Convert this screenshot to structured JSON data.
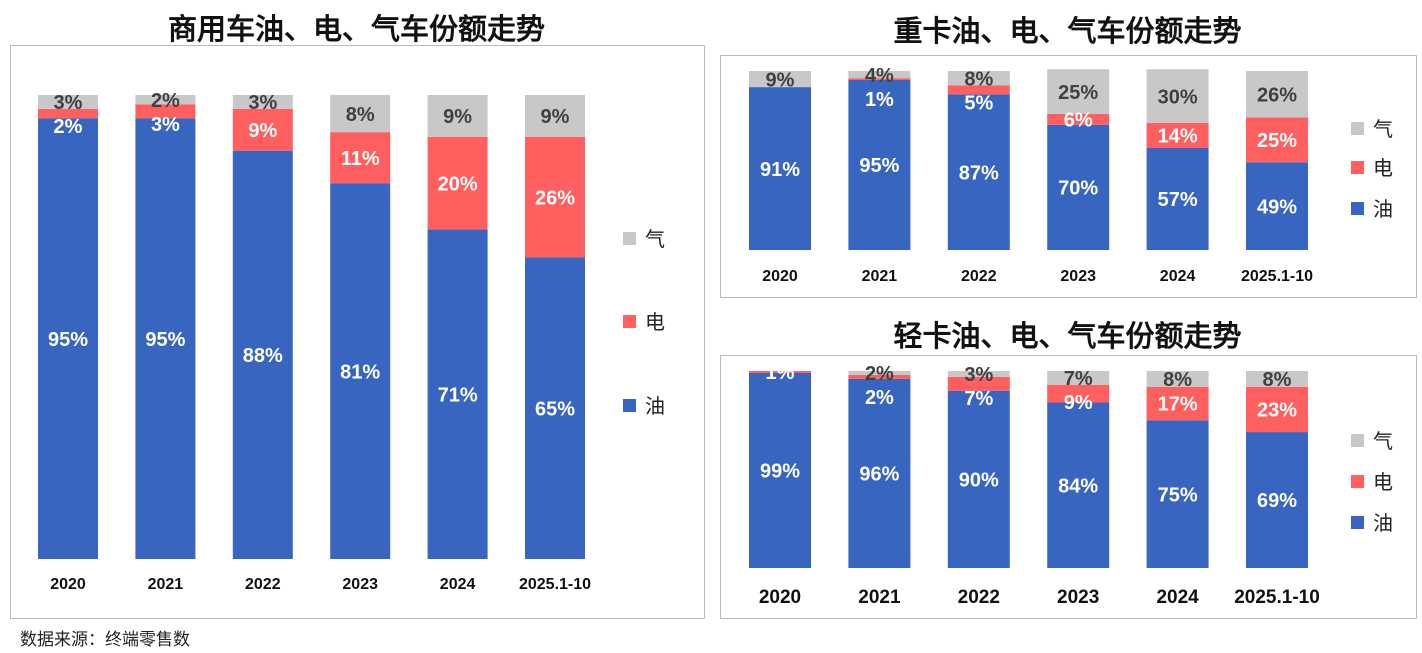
{
  "colors": {
    "油": "#3865C0",
    "电": "#FF5F5F",
    "气": "#C8C8C8"
  },
  "legend": [
    "气",
    "电",
    "油"
  ],
  "footnote": "数据来源：终端零售数",
  "chart_data": [
    {
      "type": "bar",
      "stacked": true,
      "title": "商用车油、电、气车份额走势",
      "categories": [
        "2020",
        "2021",
        "2022",
        "2023",
        "2024",
        "2025.1-10"
      ],
      "ylim": [
        0,
        100
      ],
      "legend_position": "right",
      "series": [
        {
          "name": "油",
          "values": [
            95,
            95,
            88,
            81,
            71,
            65
          ]
        },
        {
          "name": "电",
          "values": [
            2,
            3,
            9,
            11,
            20,
            26
          ]
        },
        {
          "name": "气",
          "values": [
            3,
            2,
            3,
            8,
            9,
            9
          ]
        }
      ]
    },
    {
      "type": "bar",
      "stacked": true,
      "title": "重卡油、电、气车份额走势",
      "categories": [
        "2020",
        "2021",
        "2022",
        "2023",
        "2024",
        "2025.1-10"
      ],
      "ylim": [
        0,
        100
      ],
      "legend_position": "right",
      "series": [
        {
          "name": "油",
          "values": [
            91,
            95,
            87,
            70,
            57,
            49
          ]
        },
        {
          "name": "电",
          "values": [
            0,
            1,
            5,
            6,
            14,
            25
          ]
        },
        {
          "name": "气",
          "values": [
            9,
            4,
            8,
            25,
            30,
            26
          ]
        }
      ]
    },
    {
      "type": "bar",
      "stacked": true,
      "title": "轻卡油、电、气车份额走势",
      "categories": [
        "2020",
        "2021",
        "2022",
        "2023",
        "2024",
        "2025.1-10"
      ],
      "ylim": [
        0,
        100
      ],
      "legend_position": "right",
      "series": [
        {
          "name": "油",
          "values": [
            99,
            96,
            90,
            84,
            75,
            69
          ]
        },
        {
          "name": "电",
          "values": [
            1,
            2,
            7,
            9,
            17,
            23
          ]
        },
        {
          "name": "气",
          "values": [
            0,
            2,
            3,
            7,
            8,
            8
          ]
        }
      ]
    }
  ]
}
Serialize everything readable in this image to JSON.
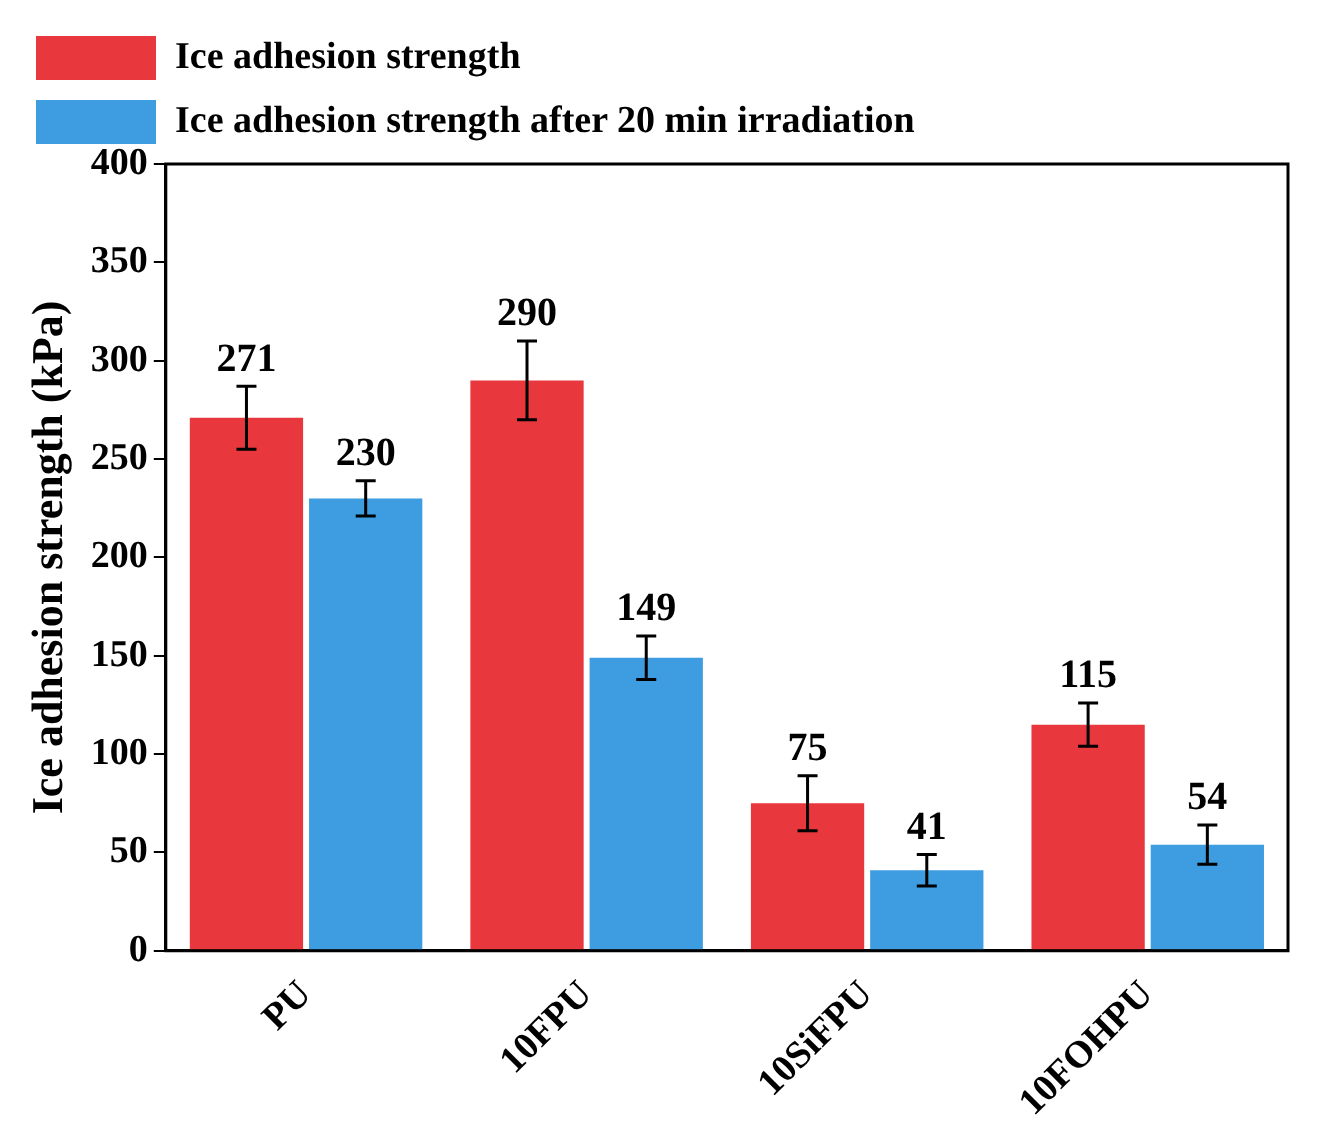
{
  "chart_data": {
    "type": "bar",
    "ylabel": "Ice adhesion strength (kPa)",
    "categories": [
      "PU",
      "10FPU",
      "10SiFPU",
      "10FOHPU"
    ],
    "series": [
      {
        "name": "Ice adhesion strength",
        "color": "#e8373d",
        "values": [
          271,
          290,
          75,
          115
        ],
        "errors": [
          16,
          20,
          14,
          11
        ]
      },
      {
        "name": "Ice adhesion strength after 20 min irradiation",
        "color": "#3d9de0",
        "values": [
          230,
          149,
          41,
          54
        ],
        "errors": [
          9,
          11,
          8,
          10
        ]
      }
    ],
    "ylim": [
      0,
      400
    ],
    "yticks": [
      0,
      50,
      100,
      150,
      200,
      250,
      300,
      350,
      400
    ],
    "grid": false,
    "legend": "top left",
    "data_labels": true
  }
}
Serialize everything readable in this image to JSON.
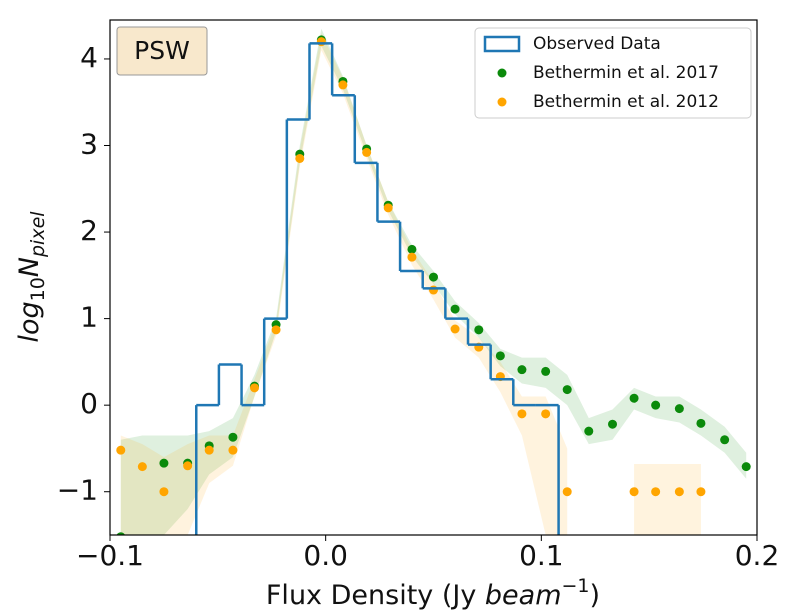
{
  "chart_data": {
    "type": "histogram",
    "annotation": "PSW",
    "xlabel": [
      "Flux Density (Jy ",
      "beam",
      "−1",
      ")"
    ],
    "ylabel": [
      "log",
      "10",
      "N",
      "pixel"
    ],
    "xlim": [
      -0.1,
      0.2
    ],
    "ylim": [
      -1.5,
      4.45
    ],
    "xticks": [
      {
        "value": -0.1,
        "label": "−0.1"
      },
      {
        "value": 0,
        "label": "0.0"
      },
      0.1,
      0.2
    ],
    "yticks": [
      {
        "value": -1,
        "label": "−1"
      },
      0,
      1,
      2,
      3,
      4
    ],
    "legend": "upper right",
    "histogram": {
      "name": "Observed Data",
      "color": "#1f77b4",
      "bins": [
        -0.06,
        -0.0495,
        -0.039,
        -0.0285,
        -0.018,
        -0.0075,
        0.003,
        0.0135,
        0.024,
        0.0345,
        0.045,
        0.0555,
        0.066,
        0.0765,
        0.087,
        0.0975,
        0.108
      ],
      "counts": [
        0,
        0.47,
        0,
        1.0,
        3.3,
        4.18,
        3.58,
        2.8,
        2.12,
        1.55,
        1.35,
        1.0,
        0.7,
        0.3,
        0,
        0
      ]
    },
    "x": [
      -0.095,
      -0.085,
      -0.075,
      -0.064,
      -0.054,
      -0.043,
      -0.033,
      -0.023,
      -0.012,
      -0.002,
      0.008,
      0.019,
      0.029,
      0.04,
      0.05,
      0.06,
      0.071,
      0.081,
      0.091,
      0.102,
      0.112,
      0.122,
      0.133,
      0.143,
      0.153,
      0.164,
      0.174,
      0.185,
      0.195
    ],
    "series": [
      {
        "name": "Bethermin et al. 2017",
        "color": "#0b8a0b",
        "values": [
          -1.52,
          null,
          -0.67,
          -0.67,
          -0.47,
          -0.37,
          0.22,
          0.93,
          2.9,
          4.22,
          3.74,
          2.96,
          2.31,
          1.8,
          1.48,
          1.11,
          0.87,
          0.57,
          0.41,
          0.39,
          0.18,
          -0.3,
          -0.22,
          0.08,
          0.0,
          -0.04,
          -0.21,
          -0.4,
          -0.71
        ],
        "lower": [
          -1.5,
          -1.5,
          -1.5,
          -1.2,
          -0.8,
          -0.6,
          0.1,
          0.85,
          2.8,
          4.15,
          3.65,
          2.9,
          2.25,
          1.72,
          1.4,
          1.05,
          0.78,
          0.45,
          0.25,
          0.2,
          0.0,
          -0.45,
          -0.4,
          -0.05,
          -0.15,
          -0.2,
          -0.35,
          -0.55,
          -0.85
        ],
        "upper": [
          -0.4,
          -0.35,
          -0.35,
          -0.35,
          -0.3,
          -0.15,
          0.35,
          1.0,
          3.0,
          4.35,
          3.8,
          3.0,
          2.35,
          1.85,
          1.55,
          1.2,
          0.95,
          0.65,
          0.55,
          0.55,
          0.35,
          -0.15,
          -0.05,
          0.2,
          0.1,
          0.1,
          -0.05,
          -0.25,
          -0.55
        ]
      },
      {
        "name": "Bethermin et al. 2012",
        "color": "#ffa500",
        "values": [
          -0.52,
          -0.71,
          -1.0,
          -0.7,
          -0.52,
          -0.52,
          0.2,
          0.87,
          2.85,
          4.2,
          3.7,
          2.92,
          2.28,
          1.71,
          1.33,
          0.88,
          0.67,
          0.33,
          -0.1,
          -0.1,
          -1.0,
          null,
          null,
          -1.0,
          -1.0,
          -1.0,
          -1.0,
          null,
          null
        ],
        "lower": [
          -1.5,
          -1.5,
          -1.5,
          -1.5,
          -0.9,
          -0.7,
          0.1,
          0.8,
          2.75,
          4.1,
          3.6,
          2.85,
          2.2,
          1.62,
          1.22,
          0.78,
          0.55,
          0.15,
          -0.35,
          -1.5,
          -1.5,
          null,
          null,
          -1.5,
          -1.5,
          -1.5,
          -1.5,
          null,
          null
        ],
        "upper": [
          -0.35,
          -0.45,
          -0.6,
          -0.45,
          -0.35,
          -0.35,
          0.3,
          0.95,
          2.95,
          4.3,
          3.78,
          3.0,
          2.35,
          1.8,
          1.42,
          0.98,
          0.78,
          0.5,
          0.1,
          0.1,
          -0.5,
          null,
          null,
          -0.68,
          -0.68,
          -0.68,
          -0.68,
          null,
          null
        ]
      }
    ]
  }
}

━━━━━━━━━━━━━━━━━━━━━━━━━━━━━━

Return the listing above word for word, with the pictures removed.

Answer for this exercise:
Convert this screenshot to structured JSON data.
{
  "colors": {
    "油": "#3865C0",
    "电": "#FF5F5F",
    "气": "#C8C8C8"
  },
  "legend": [
    "气",
    "电",
    "油"
  ],
  "footnote": "数据来源：终端零售数",
  "chart_data": [
    {
      "type": "bar",
      "stacked": true,
      "title": "商用车油、电、气车份额走势",
      "categories": [
        "2020",
        "2021",
        "2022",
        "2023",
        "2024",
        "2025.1-10"
      ],
      "ylim": [
        0,
        100
      ],
      "legend_position": "right",
      "series": [
        {
          "name": "油",
          "values": [
            95,
            95,
            88,
            81,
            71,
            65
          ]
        },
        {
          "name": "电",
          "values": [
            2,
            3,
            9,
            11,
            20,
            26
          ]
        },
        {
          "name": "气",
          "values": [
            3,
            2,
            3,
            8,
            9,
            9
          ]
        }
      ]
    },
    {
      "type": "bar",
      "stacked": true,
      "title": "重卡油、电、气车份额走势",
      "categories": [
        "2020",
        "2021",
        "2022",
        "2023",
        "2024",
        "2025.1-10"
      ],
      "ylim": [
        0,
        100
      ],
      "legend_position": "right",
      "series": [
        {
          "name": "油",
          "values": [
            91,
            95,
            87,
            70,
            57,
            49
          ]
        },
        {
          "name": "电",
          "values": [
            0,
            1,
            5,
            6,
            14,
            25
          ]
        },
        {
          "name": "气",
          "values": [
            9,
            4,
            8,
            25,
            30,
            26
          ]
        }
      ]
    },
    {
      "type": "bar",
      "stacked": true,
      "title": "轻卡油、电、气车份额走势",
      "categories": [
        "2020",
        "2021",
        "2022",
        "2023",
        "2024",
        "2025.1-10"
      ],
      "ylim": [
        0,
        100
      ],
      "legend_position": "right",
      "series": [
        {
          "name": "油",
          "values": [
            99,
            96,
            90,
            84,
            75,
            69
          ]
        },
        {
          "name": "电",
          "values": [
            1,
            2,
            7,
            9,
            17,
            23
          ]
        },
        {
          "name": "气",
          "values": [
            0,
            2,
            3,
            7,
            8,
            8
          ]
        }
      ]
    }
  ]
}
Serialize everything readable in this image to JSON.
{
  "chart_data": {
    "type": "bar",
    "ylabel": "Ice adhesion strength (kPa)",
    "categories": [
      "PU",
      "10FPU",
      "10SiFPU",
      "10FOHPU"
    ],
    "series": [
      {
        "name": "Ice adhesion strength",
        "color": "#e8373d",
        "values": [
          271,
          290,
          75,
          115
        ],
        "errors": [
          16,
          20,
          14,
          11
        ]
      },
      {
        "name": "Ice adhesion strength after 20 min irradiation",
        "color": "#3d9de0",
        "values": [
          230,
          149,
          41,
          54
        ],
        "errors": [
          9,
          11,
          8,
          10
        ]
      }
    ],
    "ylim": [
      0,
      400
    ],
    "yticks": [
      0,
      50,
      100,
      150,
      200,
      250,
      300,
      350,
      400
    ],
    "grid": false,
    "legend": "top left",
    "data_labels": true
  }
}
Serialize everything readable in this image to JSON.
{
  "chart_data": {
    "type": "histogram",
    "annotation": "PSW",
    "xlabel": [
      "Flux Density (Jy ",
      "beam",
      "−1",
      ")"
    ],
    "ylabel": [
      "log",
      "10",
      "N",
      "pixel"
    ],
    "xlim": [
      -0.1,
      0.2
    ],
    "ylim": [
      -1.5,
      4.45
    ],
    "xticks": [
      {
        "value": -0.1,
        "label": "−0.1"
      },
      {
        "value": 0,
        "label": "0.0"
      },
      0.1,
      0.2
    ],
    "yticks": [
      {
        "value": -1,
        "label": "−1"
      },
      0,
      1,
      2,
      3,
      4
    ],
    "legend": "upper right",
    "histogram": {
      "name": "Observed Data",
      "color": "#1f77b4",
      "bins": [
        -0.06,
        -0.0495,
        -0.039,
        -0.0285,
        -0.018,
        -0.0075,
        0.003,
        0.0135,
        0.024,
        0.0345,
        0.045,
        0.0555,
        0.066,
        0.0765,
        0.087,
        0.0975,
        0.108
      ],
      "counts": [
        0,
        0.47,
        0,
        1.0,
        3.3,
        4.18,
        3.58,
        2.8,
        2.12,
        1.55,
        1.35,
        1.0,
        0.7,
        0.3,
        0,
        0
      ]
    },
    "x": [
      -0.095,
      -0.085,
      -0.075,
      -0.064,
      -0.054,
      -0.043,
      -0.033,
      -0.023,
      -0.012,
      -0.002,
      0.008,
      0.019,
      0.029,
      0.04,
      0.05,
      0.06,
      0.071,
      0.081,
      0.091,
      0.102,
      0.112,
      0.122,
      0.133,
      0.143,
      0.153,
      0.164,
      0.174,
      0.185,
      0.195
    ],
    "series": [
      {
        "name": "Bethermin et al. 2017",
        "color": "#0b8a0b",
        "values": [
          -1.52,
          null,
          -0.67,
          -0.67,
          -0.47,
          -0.37,
          0.22,
          0.93,
          2.9,
          4.22,
          3.74,
          2.96,
          2.31,
          1.8,
          1.48,
          1.11,
          0.87,
          0.57,
          0.41,
          0.39,
          0.18,
          -0.3,
          -0.22,
          0.08,
          0.0,
          -0.04,
          -0.21,
          -0.4,
          -0.71
        ],
        "lower": [
          -1.5,
          -1.5,
          -1.5,
          -1.2,
          -0.8,
          -0.6,
          0.1,
          0.85,
          2.8,
          4.15,
          3.65,
          2.9,
          2.25,
          1.72,
          1.4,
          1.05,
          0.78,
          0.45,
          0.25,
          0.2,
          0.0,
          -0.45,
          -0.4,
          -0.05,
          -0.15,
          -0.2,
          -0.35,
          -0.55,
          -0.85
        ],
        "upper": [
          -0.4,
          -0.35,
          -0.35,
          -0.35,
          -0.3,
          -0.15,
          0.35,
          1.0,
          3.0,
          4.35,
          3.8,
          3.0,
          2.35,
          1.85,
          1.55,
          1.2,
          0.95,
          0.65,
          0.55,
          0.55,
          0.35,
          -0.15,
          -0.05,
          0.2,
          0.1,
          0.1,
          -0.05,
          -0.25,
          -0.55
        ]
      },
      {
        "name": "Bethermin et al. 2012",
        "color": "#ffa500",
        "values": [
          -0.52,
          -0.71,
          -1.0,
          -0.7,
          -0.52,
          -0.52,
          0.2,
          0.87,
          2.85,
          4.2,
          3.7,
          2.92,
          2.28,
          1.71,
          1.33,
          0.88,
          0.67,
          0.33,
          -0.1,
          -0.1,
          -1.0,
          null,
          null,
          -1.0,
          -1.0,
          -1.0,
          -1.0,
          null,
          null
        ],
        "lower": [
          -1.5,
          -1.5,
          -1.5,
          -1.5,
          -0.9,
          -0.7,
          0.1,
          0.8,
          2.75,
          4.1,
          3.6,
          2.85,
          2.2,
          1.62,
          1.22,
          0.78,
          0.55,
          0.15,
          -0.35,
          -1.5,
          -1.5,
          null,
          null,
          -1.5,
          -1.5,
          -1.5,
          -1.5,
          null,
          null
        ],
        "upper": [
          -0.35,
          -0.45,
          -0.6,
          -0.45,
          -0.35,
          -0.35,
          0.3,
          0.95,
          2.95,
          4.3,
          3.78,
          3.0,
          2.35,
          1.8,
          1.42,
          0.98,
          0.78,
          0.5,
          0.1,
          0.1,
          -0.5,
          null,
          null,
          -0.68,
          -0.68,
          -0.68,
          -0.68,
          null,
          null
        ]
      }
    ]
  }
}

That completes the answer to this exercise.